[Collection entries]

○ ○ ○

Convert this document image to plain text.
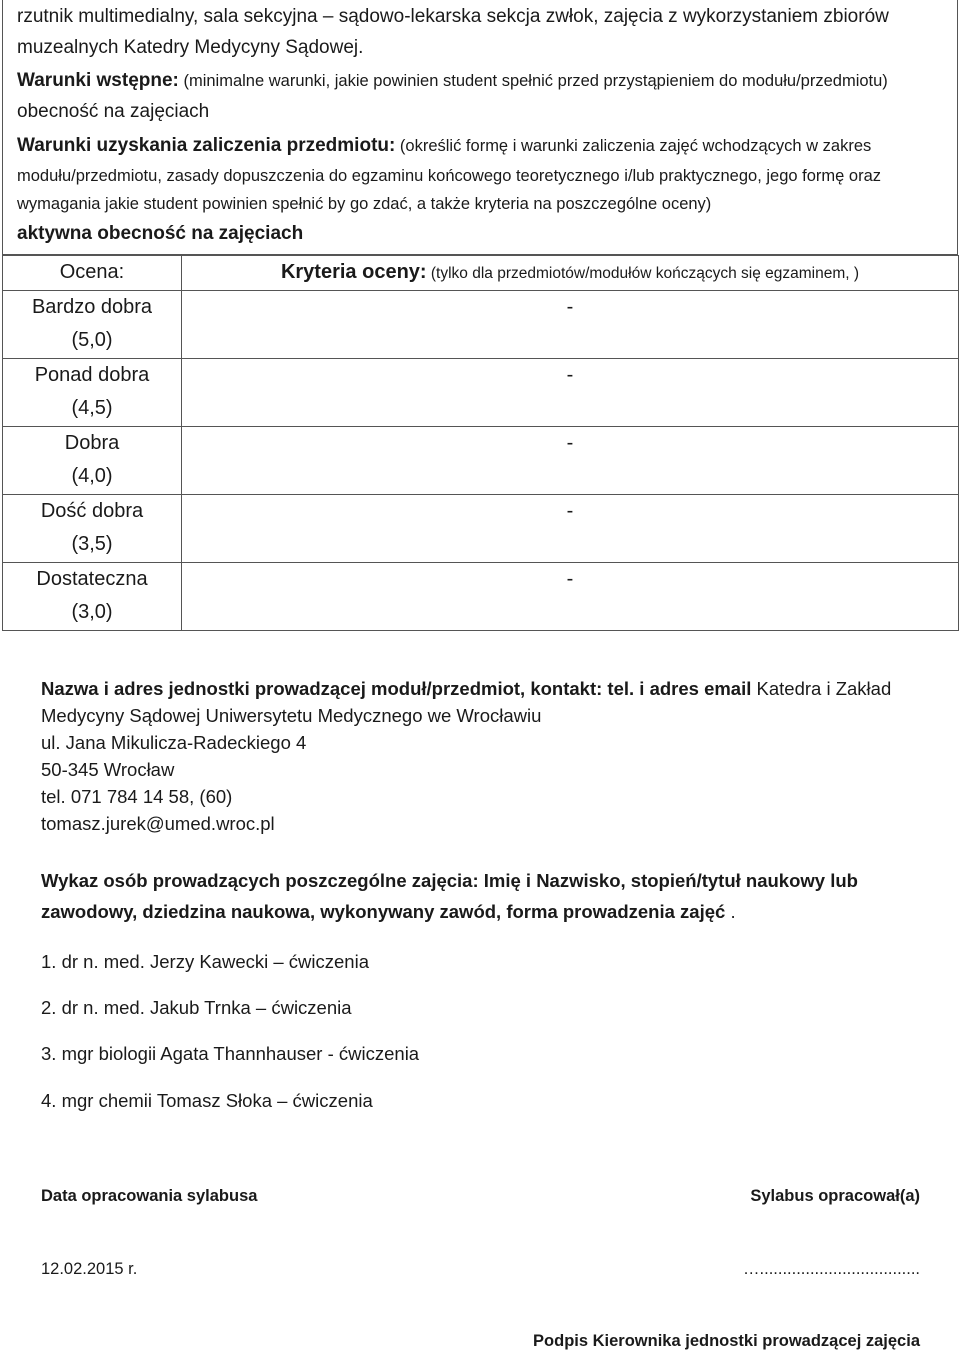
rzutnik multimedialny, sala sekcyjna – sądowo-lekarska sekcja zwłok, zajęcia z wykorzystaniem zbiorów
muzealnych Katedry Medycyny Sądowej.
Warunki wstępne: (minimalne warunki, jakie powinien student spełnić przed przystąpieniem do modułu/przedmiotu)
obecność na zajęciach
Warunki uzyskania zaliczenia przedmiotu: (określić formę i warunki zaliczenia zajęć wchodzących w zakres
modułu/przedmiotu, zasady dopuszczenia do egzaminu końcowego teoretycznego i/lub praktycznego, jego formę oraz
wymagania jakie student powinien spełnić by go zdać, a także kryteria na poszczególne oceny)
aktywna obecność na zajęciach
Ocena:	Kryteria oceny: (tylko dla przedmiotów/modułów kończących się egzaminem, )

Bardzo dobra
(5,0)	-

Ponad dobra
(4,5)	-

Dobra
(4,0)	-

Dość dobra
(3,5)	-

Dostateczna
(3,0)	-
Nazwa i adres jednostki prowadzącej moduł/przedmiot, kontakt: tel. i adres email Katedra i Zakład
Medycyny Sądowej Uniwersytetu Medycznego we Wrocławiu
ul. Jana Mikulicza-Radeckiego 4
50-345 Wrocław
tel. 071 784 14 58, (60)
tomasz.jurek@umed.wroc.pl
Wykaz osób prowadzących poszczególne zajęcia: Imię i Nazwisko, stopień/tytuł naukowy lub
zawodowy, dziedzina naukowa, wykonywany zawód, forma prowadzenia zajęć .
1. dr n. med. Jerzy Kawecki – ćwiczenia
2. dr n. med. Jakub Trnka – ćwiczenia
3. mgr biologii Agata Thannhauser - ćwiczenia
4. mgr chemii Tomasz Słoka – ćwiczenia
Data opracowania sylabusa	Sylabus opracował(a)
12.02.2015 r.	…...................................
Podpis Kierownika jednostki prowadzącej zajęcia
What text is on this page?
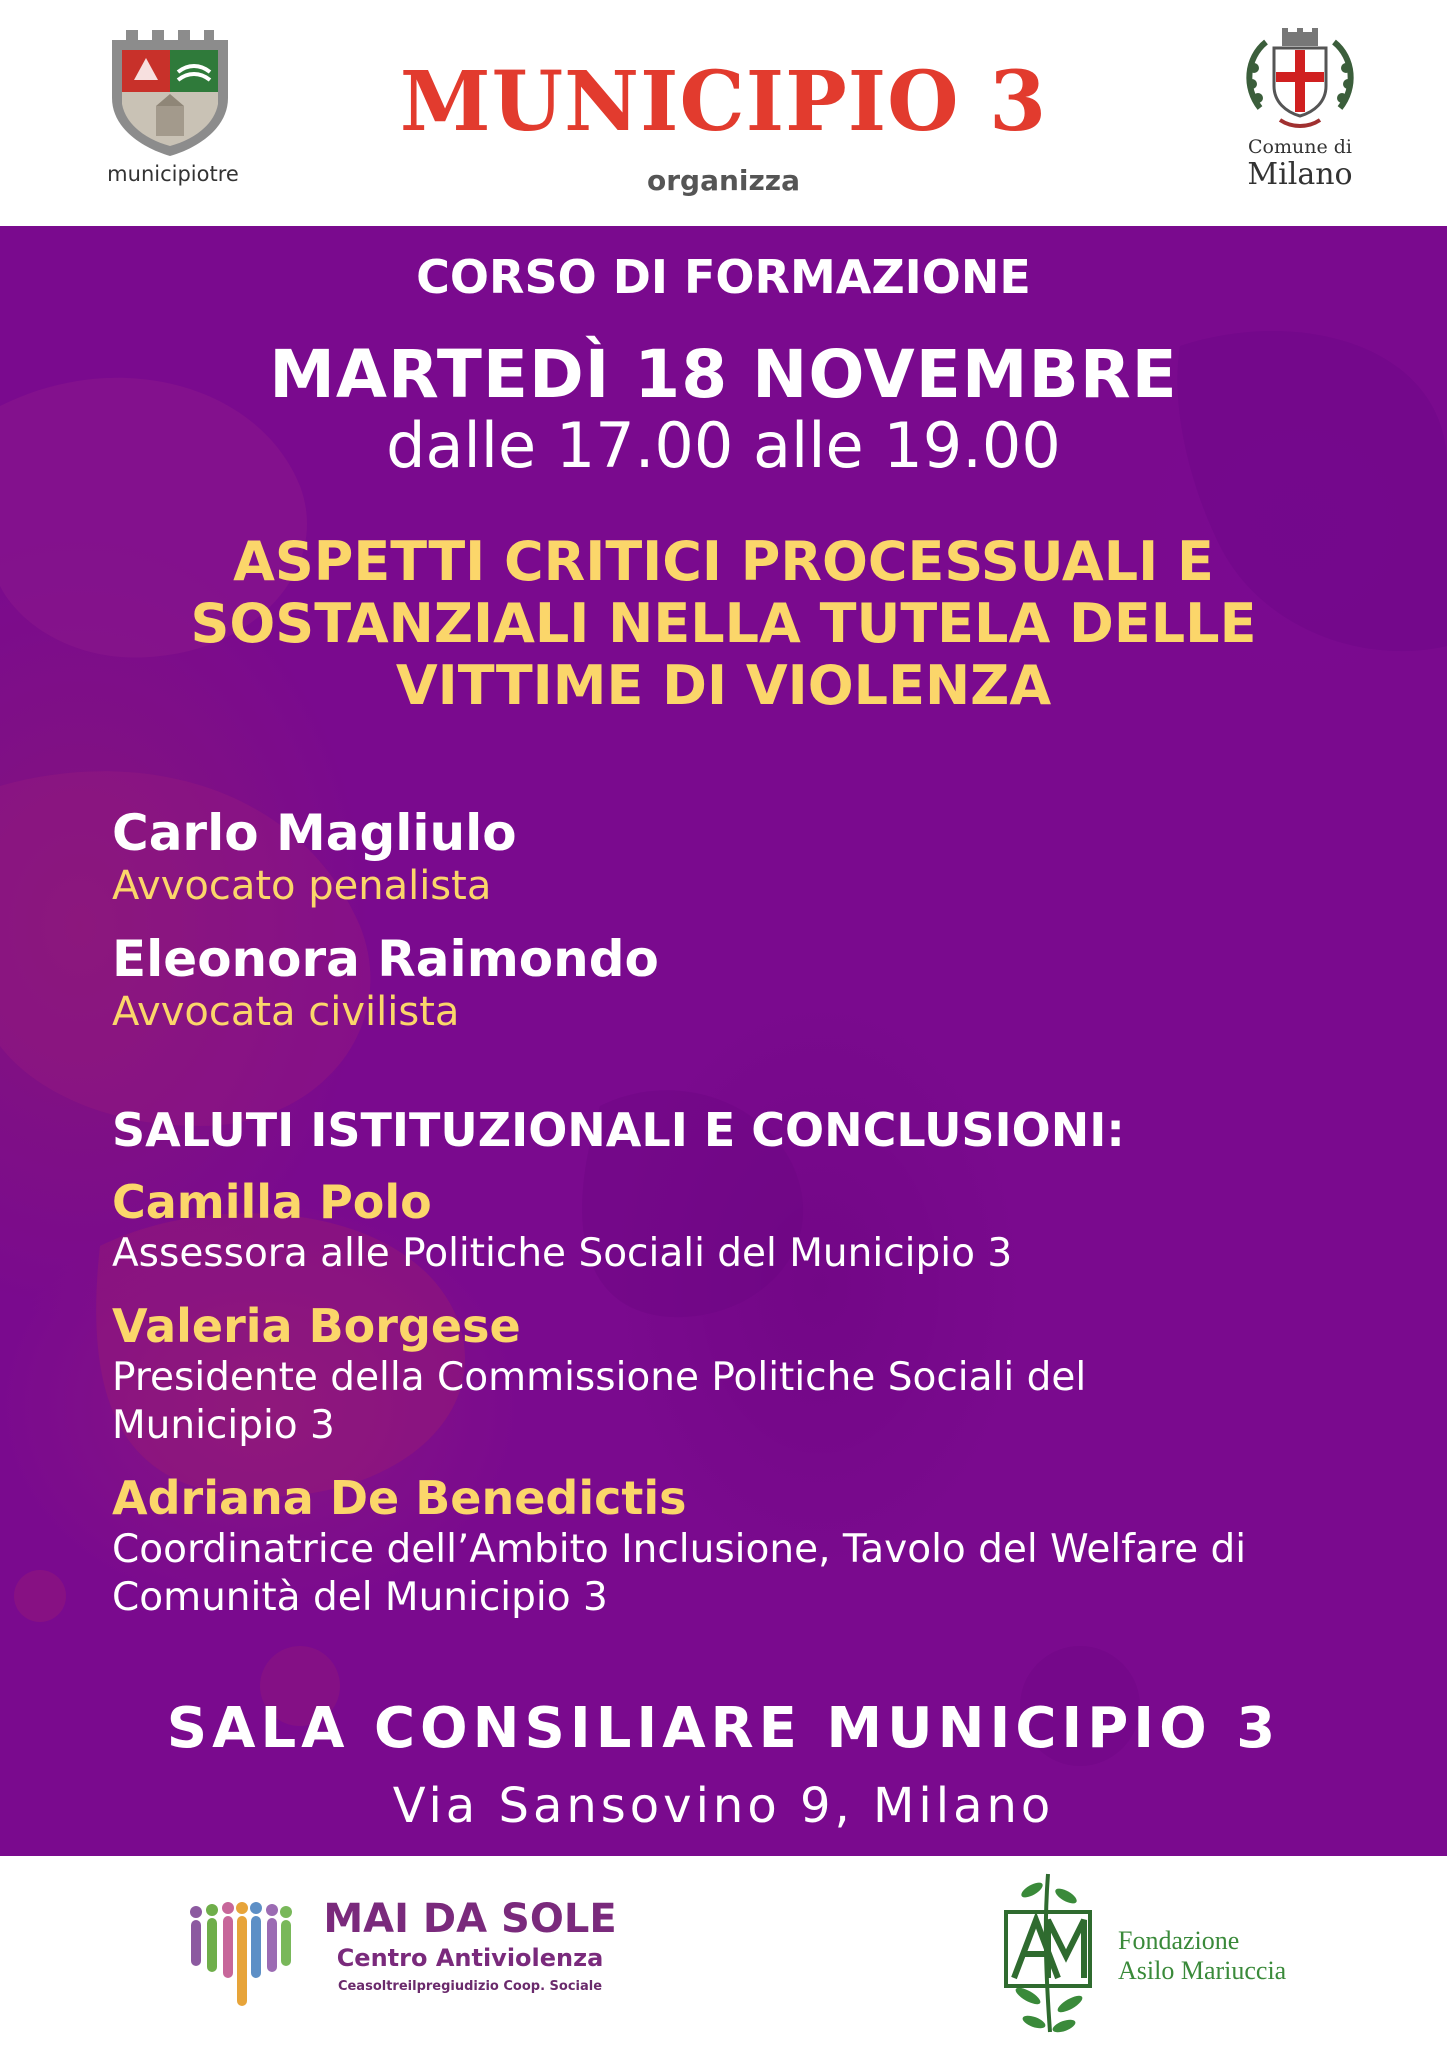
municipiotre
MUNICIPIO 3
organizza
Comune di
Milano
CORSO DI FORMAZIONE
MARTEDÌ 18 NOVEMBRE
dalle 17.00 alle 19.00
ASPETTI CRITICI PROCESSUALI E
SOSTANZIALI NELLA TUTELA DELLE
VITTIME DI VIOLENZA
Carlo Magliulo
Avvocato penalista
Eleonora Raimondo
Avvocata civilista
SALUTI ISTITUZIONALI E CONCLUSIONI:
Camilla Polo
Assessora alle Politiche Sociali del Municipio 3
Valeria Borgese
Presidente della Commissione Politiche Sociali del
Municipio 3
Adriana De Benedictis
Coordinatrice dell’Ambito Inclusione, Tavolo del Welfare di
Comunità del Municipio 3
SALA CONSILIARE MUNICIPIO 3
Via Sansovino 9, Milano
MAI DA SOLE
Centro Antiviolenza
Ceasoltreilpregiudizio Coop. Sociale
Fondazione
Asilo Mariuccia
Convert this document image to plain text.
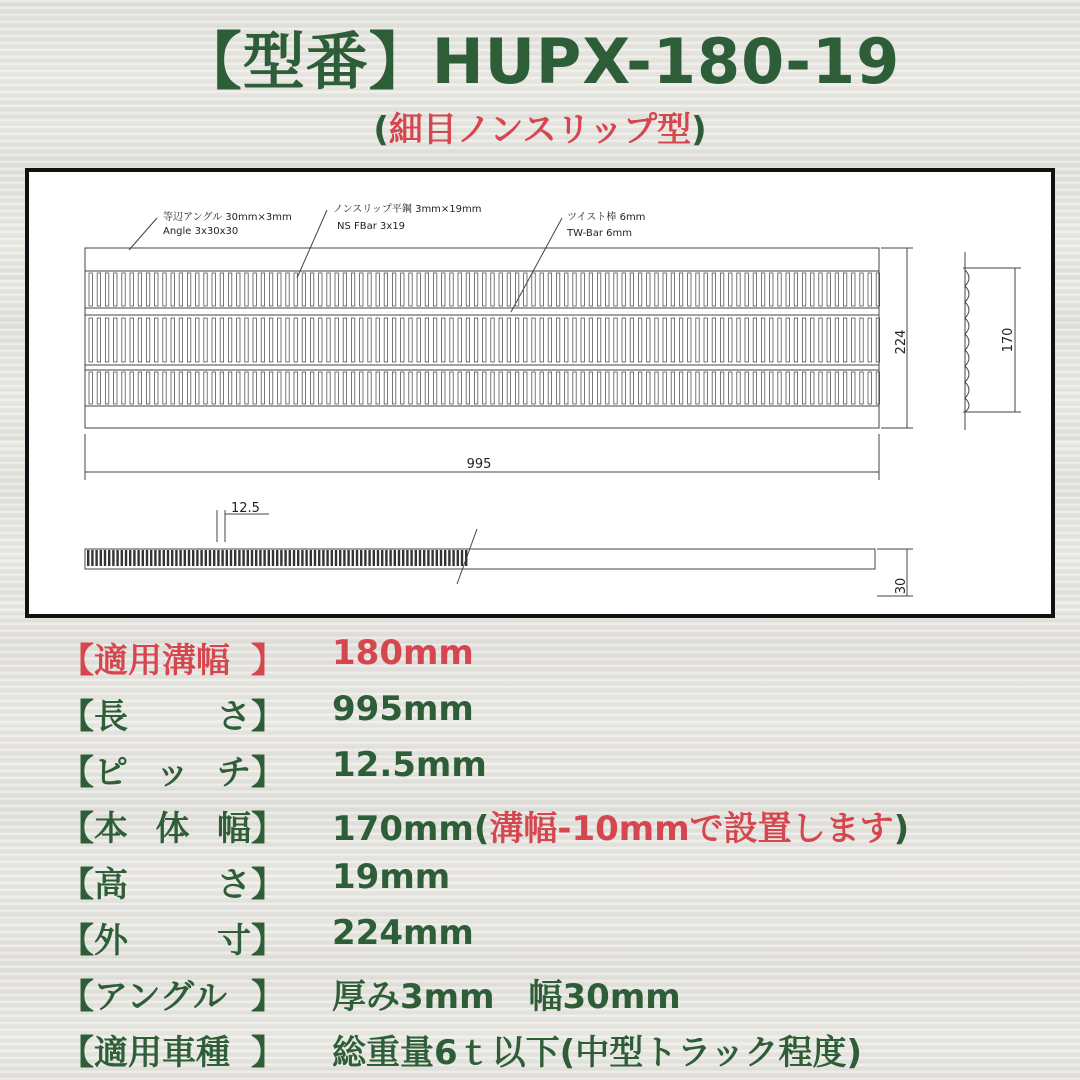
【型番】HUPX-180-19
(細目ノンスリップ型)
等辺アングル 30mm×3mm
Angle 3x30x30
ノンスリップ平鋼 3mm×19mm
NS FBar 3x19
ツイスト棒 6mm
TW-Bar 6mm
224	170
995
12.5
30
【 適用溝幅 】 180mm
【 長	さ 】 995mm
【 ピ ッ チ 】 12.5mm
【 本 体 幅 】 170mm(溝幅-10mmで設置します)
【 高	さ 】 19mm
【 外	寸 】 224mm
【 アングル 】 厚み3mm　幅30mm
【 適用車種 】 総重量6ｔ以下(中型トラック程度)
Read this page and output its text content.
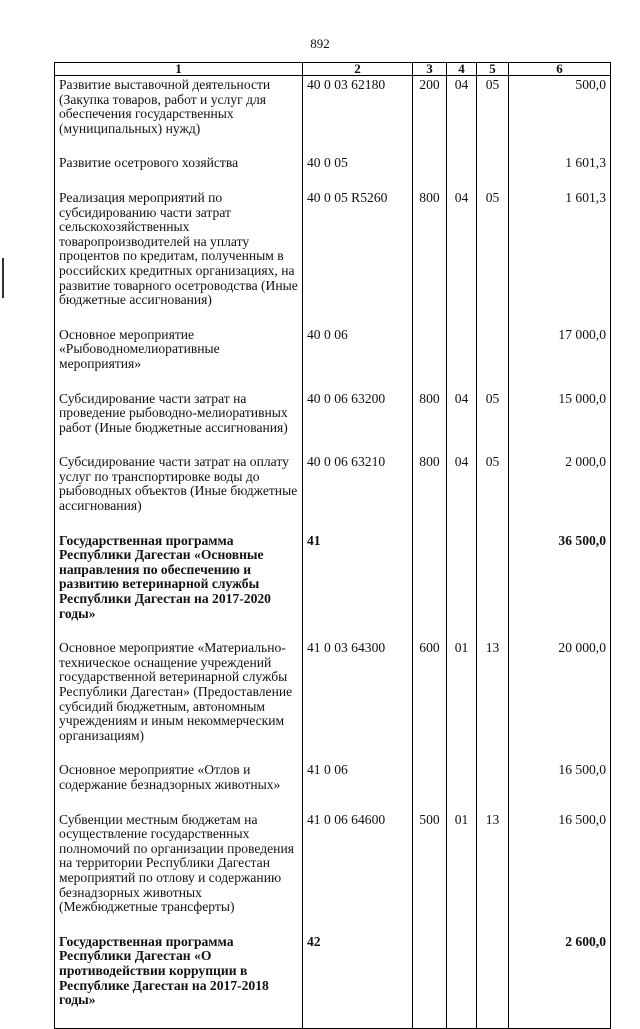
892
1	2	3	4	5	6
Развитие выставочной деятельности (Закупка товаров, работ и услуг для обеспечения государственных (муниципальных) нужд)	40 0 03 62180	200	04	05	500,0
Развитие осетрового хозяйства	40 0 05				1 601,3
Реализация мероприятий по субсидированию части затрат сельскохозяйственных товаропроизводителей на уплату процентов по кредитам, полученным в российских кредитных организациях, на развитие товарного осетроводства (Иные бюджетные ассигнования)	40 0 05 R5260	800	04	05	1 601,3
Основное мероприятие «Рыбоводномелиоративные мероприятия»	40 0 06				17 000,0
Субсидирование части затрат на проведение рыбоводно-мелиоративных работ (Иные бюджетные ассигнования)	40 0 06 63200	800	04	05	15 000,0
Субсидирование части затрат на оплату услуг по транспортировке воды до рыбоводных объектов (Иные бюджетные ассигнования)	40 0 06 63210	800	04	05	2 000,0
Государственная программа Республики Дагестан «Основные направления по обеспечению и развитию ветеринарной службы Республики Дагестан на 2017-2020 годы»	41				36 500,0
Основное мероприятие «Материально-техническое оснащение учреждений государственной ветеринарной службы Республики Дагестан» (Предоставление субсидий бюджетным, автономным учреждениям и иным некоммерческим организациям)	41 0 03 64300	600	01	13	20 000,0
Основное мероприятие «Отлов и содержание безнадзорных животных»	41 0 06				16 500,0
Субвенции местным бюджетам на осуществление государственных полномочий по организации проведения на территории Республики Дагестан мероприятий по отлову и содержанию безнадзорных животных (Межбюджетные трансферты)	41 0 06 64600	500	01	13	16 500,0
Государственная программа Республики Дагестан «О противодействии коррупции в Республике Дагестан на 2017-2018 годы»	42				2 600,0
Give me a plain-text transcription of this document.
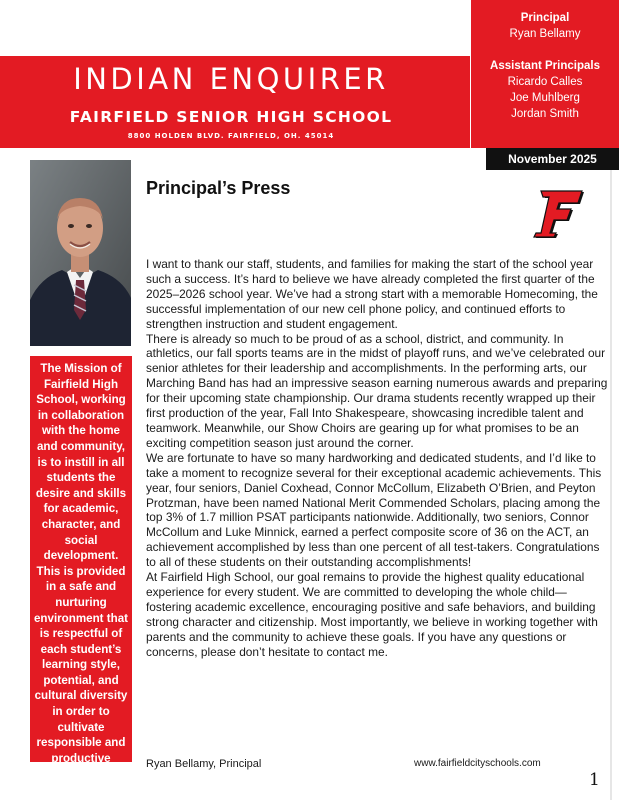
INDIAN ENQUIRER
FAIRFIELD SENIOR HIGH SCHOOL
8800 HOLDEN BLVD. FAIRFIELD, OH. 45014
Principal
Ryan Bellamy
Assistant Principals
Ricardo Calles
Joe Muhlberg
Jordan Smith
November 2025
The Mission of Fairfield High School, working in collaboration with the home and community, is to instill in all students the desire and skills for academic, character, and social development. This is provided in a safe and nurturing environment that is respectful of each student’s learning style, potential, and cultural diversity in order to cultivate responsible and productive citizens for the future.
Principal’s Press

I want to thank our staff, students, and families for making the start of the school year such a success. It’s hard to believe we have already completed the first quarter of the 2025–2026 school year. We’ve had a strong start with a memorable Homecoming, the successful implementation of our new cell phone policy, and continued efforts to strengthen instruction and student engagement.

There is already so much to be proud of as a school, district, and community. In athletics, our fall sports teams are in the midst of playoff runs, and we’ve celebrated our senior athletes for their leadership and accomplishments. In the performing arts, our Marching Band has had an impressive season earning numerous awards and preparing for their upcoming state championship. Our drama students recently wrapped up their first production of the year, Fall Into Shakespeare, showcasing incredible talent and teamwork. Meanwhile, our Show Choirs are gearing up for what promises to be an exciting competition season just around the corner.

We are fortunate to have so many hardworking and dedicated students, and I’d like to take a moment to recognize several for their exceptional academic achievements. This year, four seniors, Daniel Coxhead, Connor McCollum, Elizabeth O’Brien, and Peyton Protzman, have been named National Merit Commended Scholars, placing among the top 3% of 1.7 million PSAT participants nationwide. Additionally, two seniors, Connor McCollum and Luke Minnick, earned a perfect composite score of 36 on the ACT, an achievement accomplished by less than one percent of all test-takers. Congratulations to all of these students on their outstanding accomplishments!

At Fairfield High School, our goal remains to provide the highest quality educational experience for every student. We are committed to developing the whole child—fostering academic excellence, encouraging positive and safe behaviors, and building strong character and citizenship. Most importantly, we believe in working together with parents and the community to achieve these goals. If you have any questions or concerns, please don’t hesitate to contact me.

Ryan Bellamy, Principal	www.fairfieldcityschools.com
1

○ ○ ○

Report all lines of the material that contain the word "strong".

#### Task result:
I want to thank our staff, students, and families for making the start of the school year such a success. It’s hard to believe we have already completed the first quarter of the 2025–2026 school year. We’ve had a strong start with a memorable Homecoming, the successful implementation of our new cell phone policy, and continued efforts to strengthen instruction and student engagement.
At Fairfield High School, our goal remains to provide the highest quality educational experience for every student. We are committed to developing the whole child—fostering academic excellence, encouraging positive and safe behaviors, and building strong character and citizenship. Most importantly, we believe in working together with parents and the community to achieve these goals. If you have any questions or concerns, please don’t hesitate to contact me.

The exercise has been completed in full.